+++ Given records +++

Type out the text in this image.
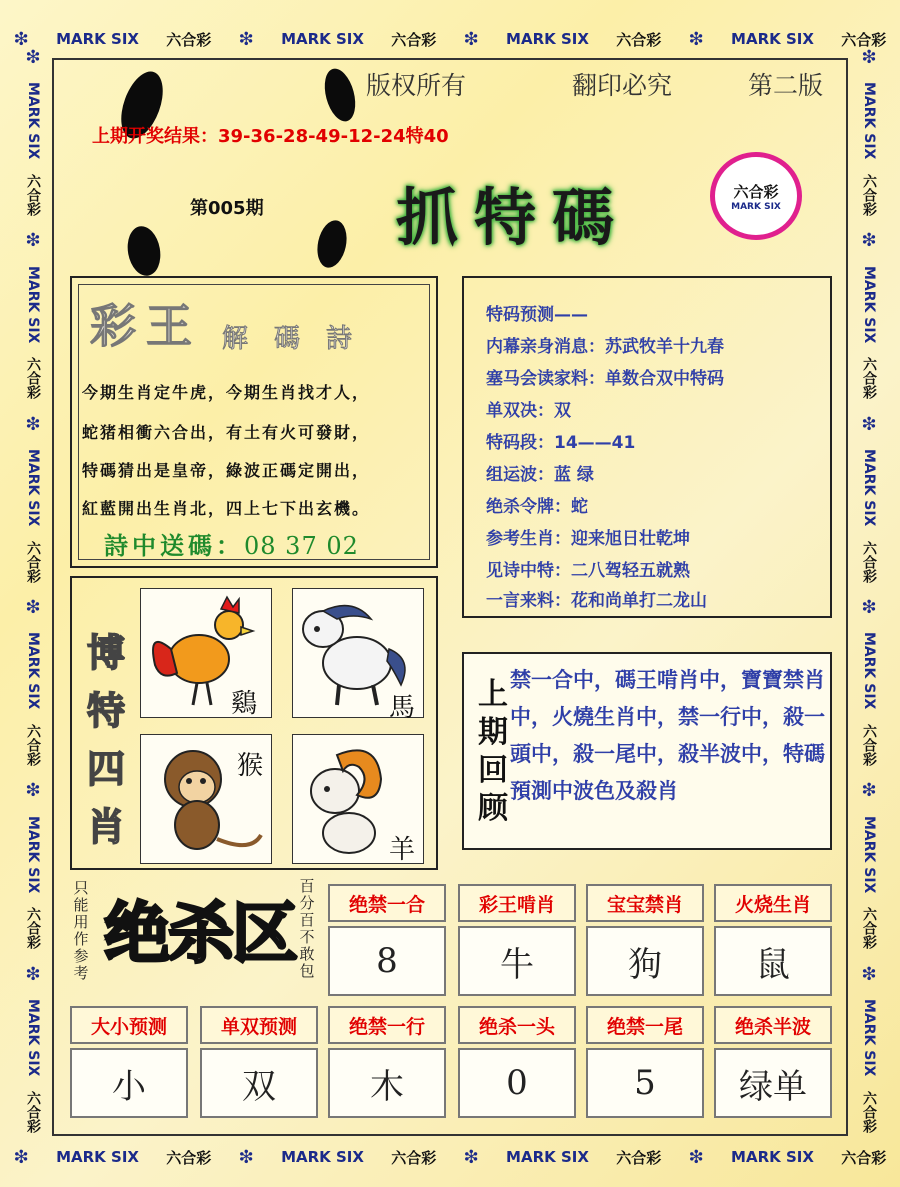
❇ MARK SIX 六合彩 ❇ MARK SIX 六合彩 ❇ MARK SIX 六合彩 ❇ MARK SIX 六合彩
❇ MARK SIX 六合彩 ❇ MARK SIX 六合彩 ❇ MARK SIX 六合彩 ❇ MARK SIX 六合彩
❇
MARK SIX
六合彩
❇
MARK SIX
六合彩
❇
MARK SIX
六合彩
❇
MARK SIX
六合彩
❇
MARK SIX
六合彩
❇
MARK SIX
六合彩
❇
MARK SIX
六合彩
❇
MARK SIX
六合彩
❇
MARK SIX
六合彩
❇
MARK SIX
六合彩
❇
MARK SIX
六合彩
❇
MARK SIX
六合彩
版权所有	翻印必究	第二版
上期开奖结果：39-36-28-49-12-24特40
第005期 抓特碼	六合彩
MARK SIX
彩王 解碼詩
今期生肖定牛虎，今期生肖找才人，
蛇猪相衝六合出，有土有火可發財，
特碼猜出是皇帝，綠波正碼定開出，
紅藍開出生肖北，四上七下出玄機。
詩中送碼：08 37 02
特码预测——
内幕亲身消息：苏武牧羊十九春
塞马会读家料：单数合双中特码
单双决：双
特码段：14——41
组运波：蓝 绿
绝杀令牌：蛇
参考生肖：迎来旭日壮乾坤
见诗中特：二八驾轻五就熟
一言来料：花和尚单打二龙山
博特四肖
鷄	馬
猴
羊
上期回顾
禁一合中，碼王啃肖中，寶寶禁肖中，火燒生肖中，禁一行中，殺一頭中，殺一尾中，殺半波中，特碼預測中波色及殺肖
只能用作参考
绝杀区
百分百不敢包
绝禁一合
8
彩王啃肖
牛
宝宝禁肖
狗
火烧生肖
鼠
大小预测
小
单双预测
双
绝禁一行
木
绝杀一头
0
绝禁一尾
5
绝杀半波
绿单
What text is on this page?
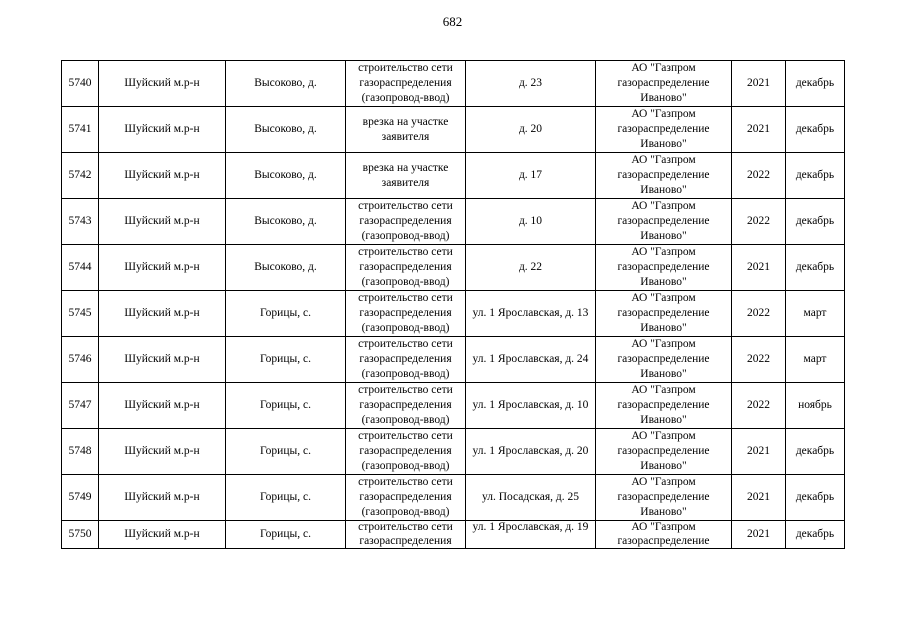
682
5740	Шуйский м.р-н	Высоково, д.	строительство сети газораспределения (газопровод-ввод)	д. 23	АО "Газпром газораспределение Иваново"	2021	декабрь
5741	Шуйский м.р-н	Высоково, д.	врезка на участке заявителя	д. 20	АО "Газпром газораспределение Иваново"	2021	декабрь
5742	Шуйский м.р-н	Высоково, д.	врезка на участке заявителя	д. 17	АО "Газпром газораспределение Иваново"	2022	декабрь
5743	Шуйский м.р-н	Высоково, д.	строительство сети газораспределения (газопровод-ввод)	д. 10	АО "Газпром газораспределение Иваново"	2022	декабрь
5744	Шуйский м.р-н	Высоково, д.	строительство сети газораспределения (газопровод-ввод)	д. 22	АО "Газпром газораспределение Иваново"	2021	декабрь
5745	Шуйский м.р-н	Горицы, с.	строительство сети газораспределения (газопровод-ввод)	ул. 1 Ярославская, д. 13	АО "Газпром газораспределение Иваново"	2022	март
5746	Шуйский м.р-н	Горицы, с.	строительство сети газораспределения (газопровод-ввод)	ул. 1 Ярославская, д. 24	АО "Газпром газораспределение Иваново"	2022	март
5747	Шуйский м.р-н	Горицы, с.	строительство сети газораспределения (газопровод-ввод)	ул. 1 Ярославская, д. 10	АО "Газпром газораспределение Иваново"	2022	ноябрь
5748	Шуйский м.р-н	Горицы, с.	строительство сети газораспределения (газопровод-ввод)	ул. 1 Ярославская, д. 20	АО "Газпром газораспределение Иваново"	2021	декабрь
5749	Шуйский м.р-н	Горицы, с.	строительство сети газораспределения (газопровод-ввод)	ул. Посадская, д. 25	АО "Газпром газораспределение Иваново"	2021	декабрь
5750	Шуйский м.р-н	Горицы, с.	строительство сети газораспределения	ул. 1 Ярославская, д. 19	АО "Газпром газораспределение	2021	декабрь
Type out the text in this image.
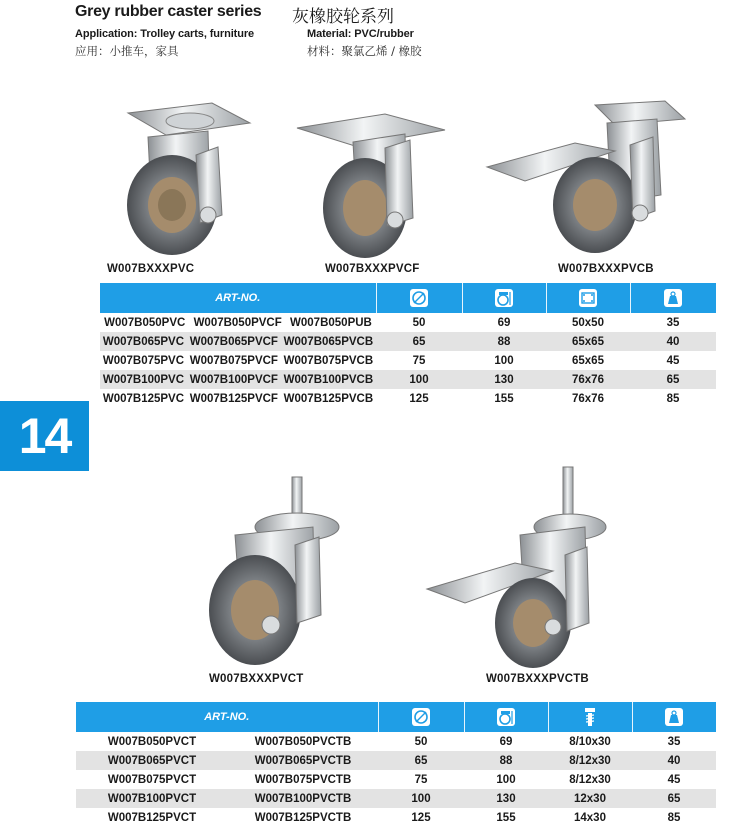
Grey rubber caster series 灰橡胶轮系列
Application: Trolley carts, furniture
应用：小推车，家具
Material: PVC/rubber
材料：聚氯乙烯 / 橡胶
W007BXXXPVC	W007BXXXPVCF	W007BXXXPVCB
ART-NO.				

W007B050PVC W007B050PVCF W007B050PUB	50	69	50x50	35

W007B065PVC W007B065PVCF W007B065PVCB	65	88	65x65	40

W007B075PVC W007B075PVCF W007B075PVCB	75	100	65x65	45

W007B100PVC W007B100PVCF W007B100PVCB	100	130	76x76	65

W007B125PVC W007B125PVCF W007B125PVCB	125	155	76x76	85
14
W007BXXXPVCT	W007BXXXPVCTB
ART-NO.				
W007B050PVCT	W007B050PVCTB	50	69	8/10x30	35
W007B065PVCT	W007B065PVCTB	65	88	8/12x30	40
W007B075PVCT	W007B075PVCTB	75	100	8/12x30	45
W007B100PVCT	W007B100PVCTB	100	130	12x30	65
W007B125PVCT	W007B125PVCTB	125	155	14x30	85
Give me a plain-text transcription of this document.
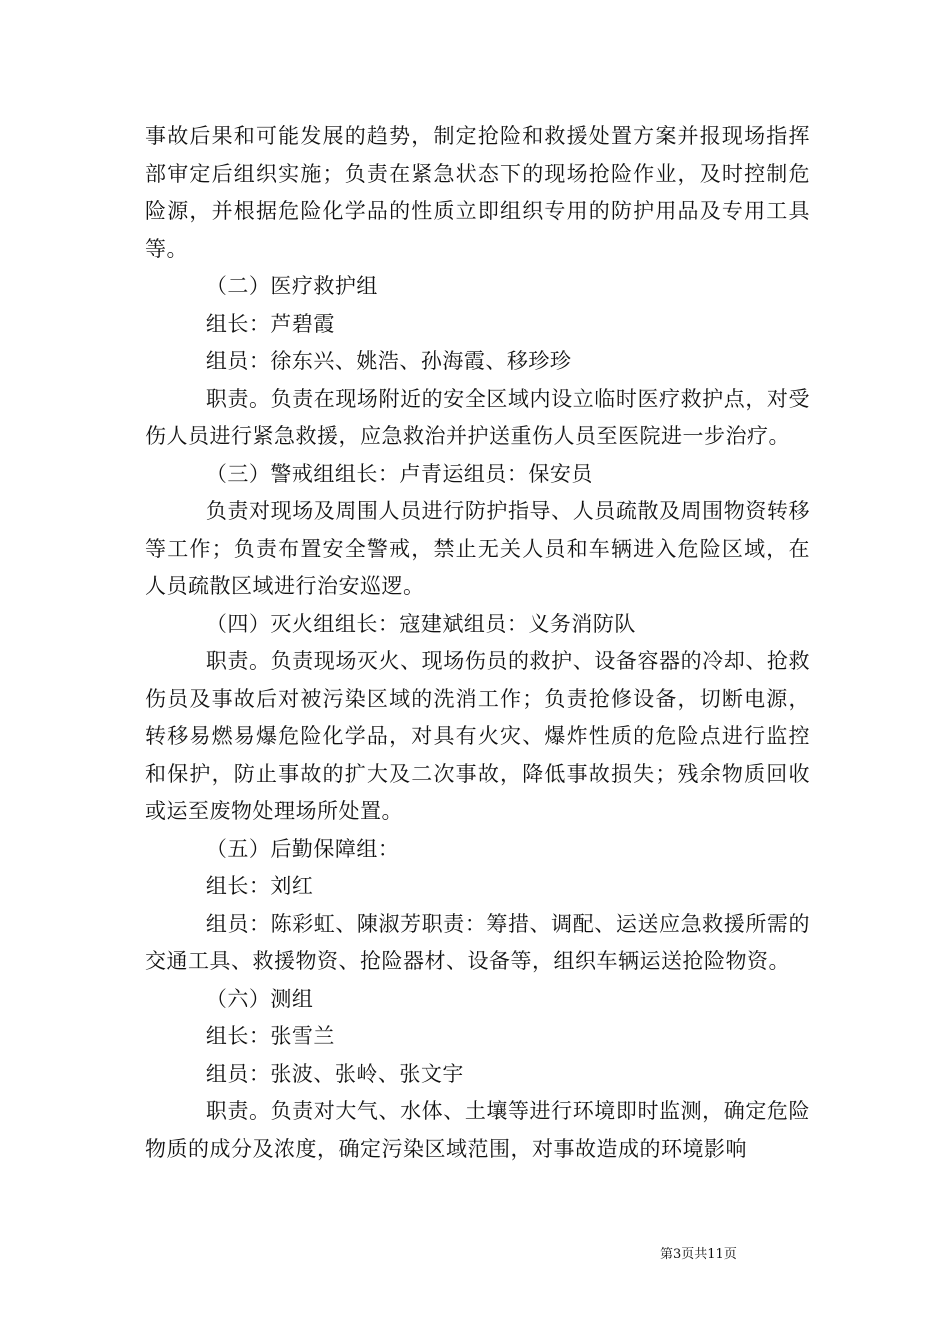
事故后果和可能发展的趋势，制定抢险和救援处置方案并报现场指挥部审定后组织实施；负责在紧急状态下的现场抢险作业，及时控制危险源，并根据危险化学品的性质立即组织专用的防护用品及专用工具等。

（二）医疗救护组

组长：芦碧霞

组员：徐东兴、姚浩、孙海霞、移珍珍

职责。负责在现场附近的安全区域内设立临时医疗救护点，对受伤人员进行紧急救援，应急救治并护送重伤人员至医院进一步治疗。

（三）警戒组组长：卢青运组员：保安员

负责对现场及周围人员进行防护指导、人员疏散及周围物资转移等工作；负责布置安全警戒，禁止无关人员和车辆进入危险区域，在人员疏散区域进行治安巡逻。

（四）灭火组组长：寇建斌组员：义务消防队

职责。负责现场灭火、现场伤员的救护、设备容器的冷却、抢救伤员及事故后对被污染区域的洗消工作；负责抢修设备，切断电源，转移易燃易爆危险化学品，对具有火灾、爆炸性质的危险点进行监控和保护，防止事故的扩大及二次事故，降低事故损失；残余物质回收或运至废物处理场所处置。

（五）后勤保障组：

组长：刘红

组员：陈彩虹、陳淑芳职责：筹措、调配、运送应急救援所需的交通工具、救援物资、抢险器材、设备等，组织车辆运送抢险物资。

（六）测组

组长：张雪兰

组员：张波、张岭、张文宇

职责。负责对大气、水体、土壤等进行环境即时监测，确定危险物质的成分及浓度，确定污染区域范围，对事故造成的环境影响

第3页共11页
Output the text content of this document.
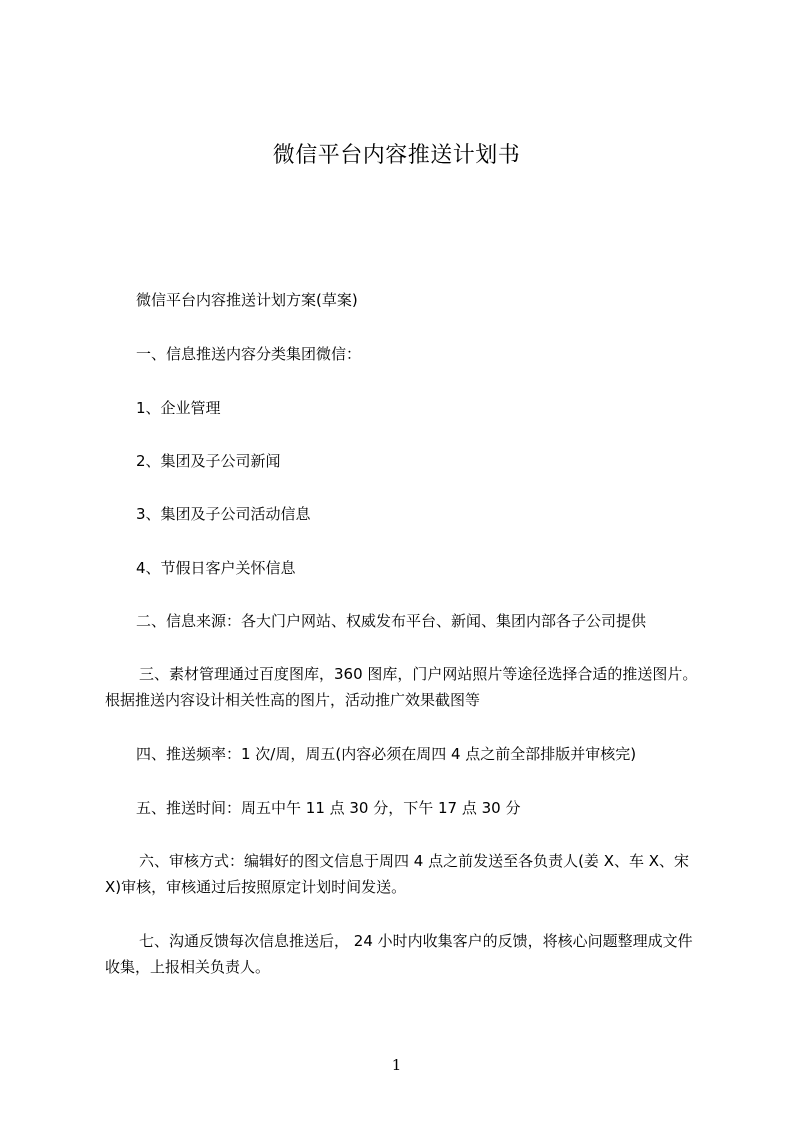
微信平台内容推送计划书
微信平台内容推送计划方案(草案)
一、信息推送内容分类集团微信：
1、企业管理
2、集团及子公司新闻
3、集团及子公司活动信息
4、节假日客户关怀信息
二、信息来源：各大门户网站、权威发布平台、新闻、集团内部各子公司提供
三、素材管理通过百度图库，360 图库，门户网站照片等途径选择合适的推送图片。根据推送内容设计相关性高的图片，活动推广效果截图等
四、推送频率：1 次/周，周五(内容必须在周四 4 点之前全部排版并审核完)
五、推送时间：周五中午 11 点 30 分，下午 17 点 30 分
六、审核方式：编辑好的图文信息于周四 4 点之前发送至各负责人(姜 X、车 X、宋 X)审核，审核通过后按照原定计划时间发送。
七、沟通反馈每次信息推送后， 24 小时内收集客户的反馈，将核心问题整理成文件收集，上报相关负责人。
1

+++

### Aim:
Of the lines above, how many include the word "март"? Reply with the number alone.

### Task answer:
2